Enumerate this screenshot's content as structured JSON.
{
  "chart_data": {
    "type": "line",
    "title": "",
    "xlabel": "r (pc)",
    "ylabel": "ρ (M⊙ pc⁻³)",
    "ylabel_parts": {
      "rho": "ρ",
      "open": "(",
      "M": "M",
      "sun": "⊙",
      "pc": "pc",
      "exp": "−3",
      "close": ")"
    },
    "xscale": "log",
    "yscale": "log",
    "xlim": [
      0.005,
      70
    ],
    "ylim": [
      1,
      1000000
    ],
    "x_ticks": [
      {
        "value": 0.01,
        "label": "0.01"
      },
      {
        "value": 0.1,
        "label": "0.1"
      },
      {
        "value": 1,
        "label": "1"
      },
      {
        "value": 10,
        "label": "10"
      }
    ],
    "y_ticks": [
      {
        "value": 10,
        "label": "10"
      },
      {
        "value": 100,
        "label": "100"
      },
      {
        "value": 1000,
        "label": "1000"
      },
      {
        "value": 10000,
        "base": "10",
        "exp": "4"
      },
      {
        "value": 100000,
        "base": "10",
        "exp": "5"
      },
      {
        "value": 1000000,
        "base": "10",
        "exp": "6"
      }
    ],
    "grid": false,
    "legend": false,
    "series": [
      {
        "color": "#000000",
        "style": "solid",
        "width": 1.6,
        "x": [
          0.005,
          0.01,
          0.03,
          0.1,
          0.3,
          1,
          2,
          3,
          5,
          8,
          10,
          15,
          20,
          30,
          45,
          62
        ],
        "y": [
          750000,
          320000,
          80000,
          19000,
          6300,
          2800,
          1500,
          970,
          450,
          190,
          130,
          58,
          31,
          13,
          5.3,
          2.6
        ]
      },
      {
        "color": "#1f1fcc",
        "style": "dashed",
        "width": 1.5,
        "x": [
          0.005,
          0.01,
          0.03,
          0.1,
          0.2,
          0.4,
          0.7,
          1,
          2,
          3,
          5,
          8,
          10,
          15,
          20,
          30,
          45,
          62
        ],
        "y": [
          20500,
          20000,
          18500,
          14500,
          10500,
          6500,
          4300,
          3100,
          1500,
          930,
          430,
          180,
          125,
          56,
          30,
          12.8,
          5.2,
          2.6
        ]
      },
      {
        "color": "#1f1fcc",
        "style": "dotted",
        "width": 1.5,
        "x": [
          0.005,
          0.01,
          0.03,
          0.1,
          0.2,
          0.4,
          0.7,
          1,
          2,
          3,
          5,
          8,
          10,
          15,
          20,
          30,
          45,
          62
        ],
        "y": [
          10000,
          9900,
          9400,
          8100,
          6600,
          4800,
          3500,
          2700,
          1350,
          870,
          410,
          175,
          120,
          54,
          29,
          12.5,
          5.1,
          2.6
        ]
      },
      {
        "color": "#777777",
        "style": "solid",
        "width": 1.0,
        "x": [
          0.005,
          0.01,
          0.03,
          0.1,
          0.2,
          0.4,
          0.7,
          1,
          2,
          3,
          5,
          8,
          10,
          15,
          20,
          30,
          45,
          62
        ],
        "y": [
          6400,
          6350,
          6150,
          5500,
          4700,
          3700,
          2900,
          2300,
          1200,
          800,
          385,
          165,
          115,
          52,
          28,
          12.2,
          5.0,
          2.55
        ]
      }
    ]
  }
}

⁂

GOAL OF THE EXERCISE -> Output all preceding records character for character.

WRITTEN SOLUTION ->
Enumerate this screenshot's content as structured JSON.
{
  "chart_data": {
    "type": "line",
    "title": "",
    "xlabel": "r (pc)",
    "ylabel": "ρ (M⊙ pc⁻³)",
    "ylabel_parts": {
      "rho": "ρ",
      "open": "(",
      "M": "M",
      "sun": "⊙",
      "pc": "pc",
      "exp": "−3",
      "close": ")"
    },
    "xscale": "log",
    "yscale": "log",
    "xlim": [
      0.005,
      70
    ],
    "ylim": [
      1,
      1000000
    ],
    "x_ticks": [
      {
        "value": 0.01,
        "label": "0.01"
      },
      {
        "value": 0.1,
        "label": "0.1"
      },
      {
        "value": 1,
        "label": "1"
      },
      {
        "value": 10,
        "label": "10"
      }
    ],
    "y_ticks": [
      {
        "value": 10,
        "label": "10"
      },
      {
        "value": 100,
        "label": "100"
      },
      {
        "value": 1000,
        "label": "1000"
      },
      {
        "value": 10000,
        "base": "10",
        "exp": "4"
      },
      {
        "value": 100000,
        "base": "10",
        "exp": "5"
      },
      {
        "value": 1000000,
        "base": "10",
        "exp": "6"
      }
    ],
    "grid": false,
    "legend": false,
    "series": [
      {
        "color": "#000000",
        "style": "solid",
        "width": 1.6,
        "x": [
          0.005,
          0.01,
          0.03,
          0.1,
          0.3,
          1,
          2,
          3,
          5,
          8,
          10,
          15,
          20,
          30,
          45,
          62
        ],
        "y": [
          750000,
          320000,
          80000,
          19000,
          6300,
          2800,
          1500,
          970,
          450,
          190,
          130,
          58,
          31,
          13,
          5.3,
          2.6
        ]
      },
      {
        "color": "#1f1fcc",
        "style": "dashed",
        "width": 1.5,
        "x": [
          0.005,
          0.01,
          0.03,
          0.1,
          0.2,
          0.4,
          0.7,
          1,
          2,
          3,
          5,
          8,
          10,
          15,
          20,
          30,
          45,
          62
        ],
        "y": [
          20500,
          20000,
          18500,
          14500,
          10500,
          6500,
          4300,
          3100,
          1500,
          930,
          430,
          180,
          125,
          56,
          30,
          12.8,
          5.2,
          2.6
        ]
      },
      {
        "color": "#1f1fcc",
        "style": "dotted",
        "width": 1.5,
        "x": [
          0.005,
          0.01,
          0.03,
          0.1,
          0.2,
          0.4,
          0.7,
          1,
          2,
          3,
          5,
          8,
          10,
          15,
          20,
          30,
          45,
          62
        ],
        "y": [
          10000,
          9900,
          9400,
          8100,
          6600,
          4800,
          3500,
          2700,
          1350,
          870,
          410,
          175,
          120,
          54,
          29,
          12.5,
          5.1,
          2.6
        ]
      },
      {
        "color": "#777777",
        "style": "solid",
        "width": 1.0,
        "x": [
          0.005,
          0.01,
          0.03,
          0.1,
          0.2,
          0.4,
          0.7,
          1,
          2,
          3,
          5,
          8,
          10,
          15,
          20,
          30,
          45,
          62
        ],
        "y": [
          6400,
          6350,
          6150,
          5500,
          4700,
          3700,
          2900,
          2300,
          1200,
          800,
          385,
          165,
          115,
          52,
          28,
          12.2,
          5.0,
          2.55
        ]
      }
    ]
  }
}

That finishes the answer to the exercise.